▶ [DOCUMENT]
== == ==

Tros of Samothrace
- Picture of dust-cover from the first edition.
- Author: Talbot Mundy
- Language: English
- Series: Tros
- Genre: Fantasy
- Publisher: Appleton-Century
- Publication date: 1934
- Publication place: United States
- Media type: Print (Hardback)
- Pages: 949
- OCLC: 592466
- Followed by: Queen Cleopatra

= Tros of Samothrace =

1934 fantasy historical novel by Talbot Mundy

Tros of Samothrace is a fantasy historical novel by American writer Talbot Mundy. The story was composed of several novellas which were published originally in the American magazine Adventure during 1925 and 1926. It was published first together as a book during 1934 by Appleton-Century company.

Mundy dedicated Tros of Samothrace to his friend Rose Wilder Lane, who had funded its book publication.

==Plot introduction==
The novel concerns the courageous adventures of the title character (a Greek from Samothrace) as he helps pre-Roman Britons fight the invading forces of Julius Caesar. Over the course of the novel, Tros travels from Britain to Spain, and finally the city of Rome itself.

The novel contains minor fantasy elements. One of the characters, Fflur, has the power of "second sight". The novel also imagines a benevolent secret society of mystics which includes the British Druids and the followers of the Greek
Samothracian Mysteries.

==Publishing history==

Picture of dust-cover by Lionel Dillon from the Gnome Press reprint.

The original sequence of novellas was published as follows:

1. "Tros of Samothrace", 10 February 1925 (later became chapters 1..14 of the novel)
2. "The Enemy of Rome", 10 April 1925 (chapters 15..26)
3. "Prisoners of War", 10 June 1925 (chapters 27..37)
4. "Hostages to Luck", 20 August 1925 (chapters 38..51)
5. "Admiral of Caesar's Fleet", 10 October 1925 (chapters 52..66)
6. "The Dancing Girl of Gades", 10 December 1925 (chapters 67..81)
7. "Messenger of Destiny", part 1, 10 February 1926 (chapters 82..87)
8. "Messenger of Destiny", part 2, 20 February 1926 (chapters 88..92)
9. "Messenger of Destiny", part 3, 28 February 1926 (chapters 93..96)

== == ==

▶ [DATASET EXTRACT]
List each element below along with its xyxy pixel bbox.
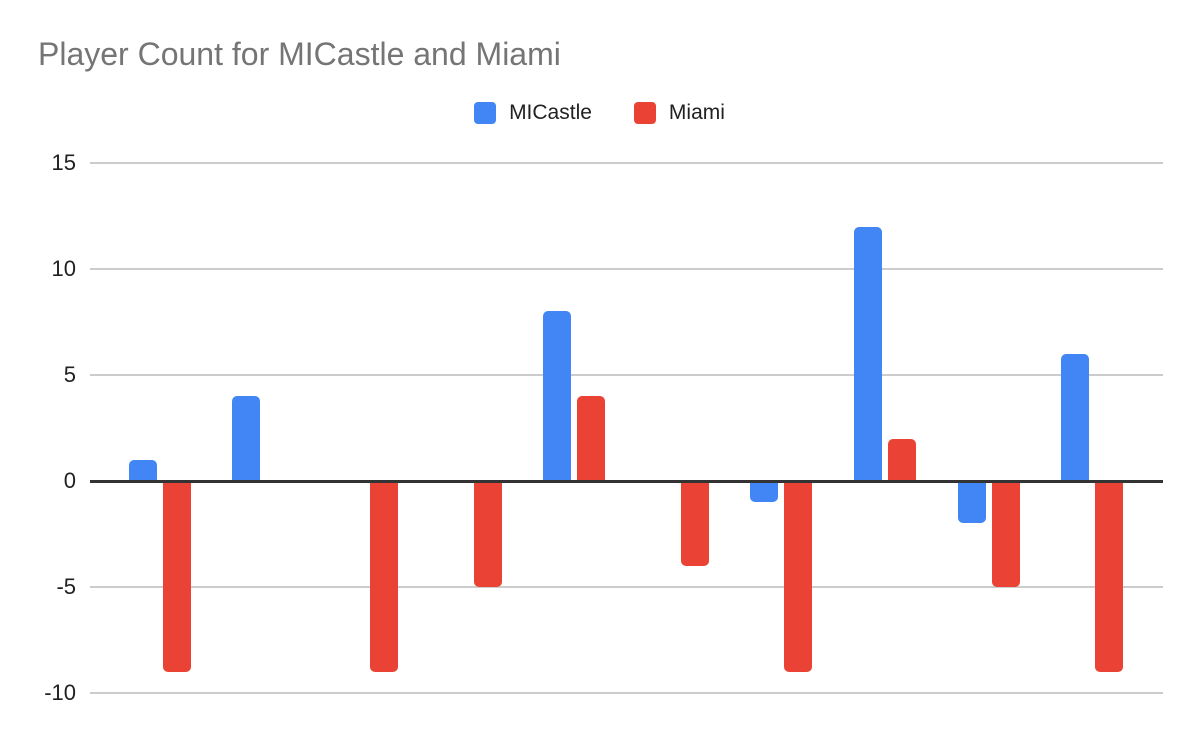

== == ==

▶ [REQUESTS]
• a. Using the article on Tros of Samothrace, answer these:
(i) Who funded the novel's book publication?
(ii) Which character has the power of "second sight"?
(iii) Which novella became chapters 67 to 81 of the novel?
• b. Write what comes next in the article on Tros of Samothrace, starting after its final listed novella.

▶ [ANSWERS TO THE PROBLEMS]
• a.
(i) Rose Wilder Lane
(ii) Fflur
(iii) "The Dancing Girl of Gades"

• b.
When Tros of Samothrace was published as four paperback volumes during 1967 and 1971, the divisions between volumes coincided with Mundy's own divisions:

- Tros contains "Tros of Samothrace" and "The Enemy of Rome".
- Helma contains "Prisoners of War" and "Hostages to Luck".
- Liafail contains "Admiral of Caesar's Fleet" and "The Dancing Girl of Gades".
- Helene contains all three parts of "Messenger of Destiny".

When Tros of Samothrace was reissued as three paperback volumes during 1976, the divisions between volumes was partway through "Prisoners of War" and "Admiral of Caesar's Fleet".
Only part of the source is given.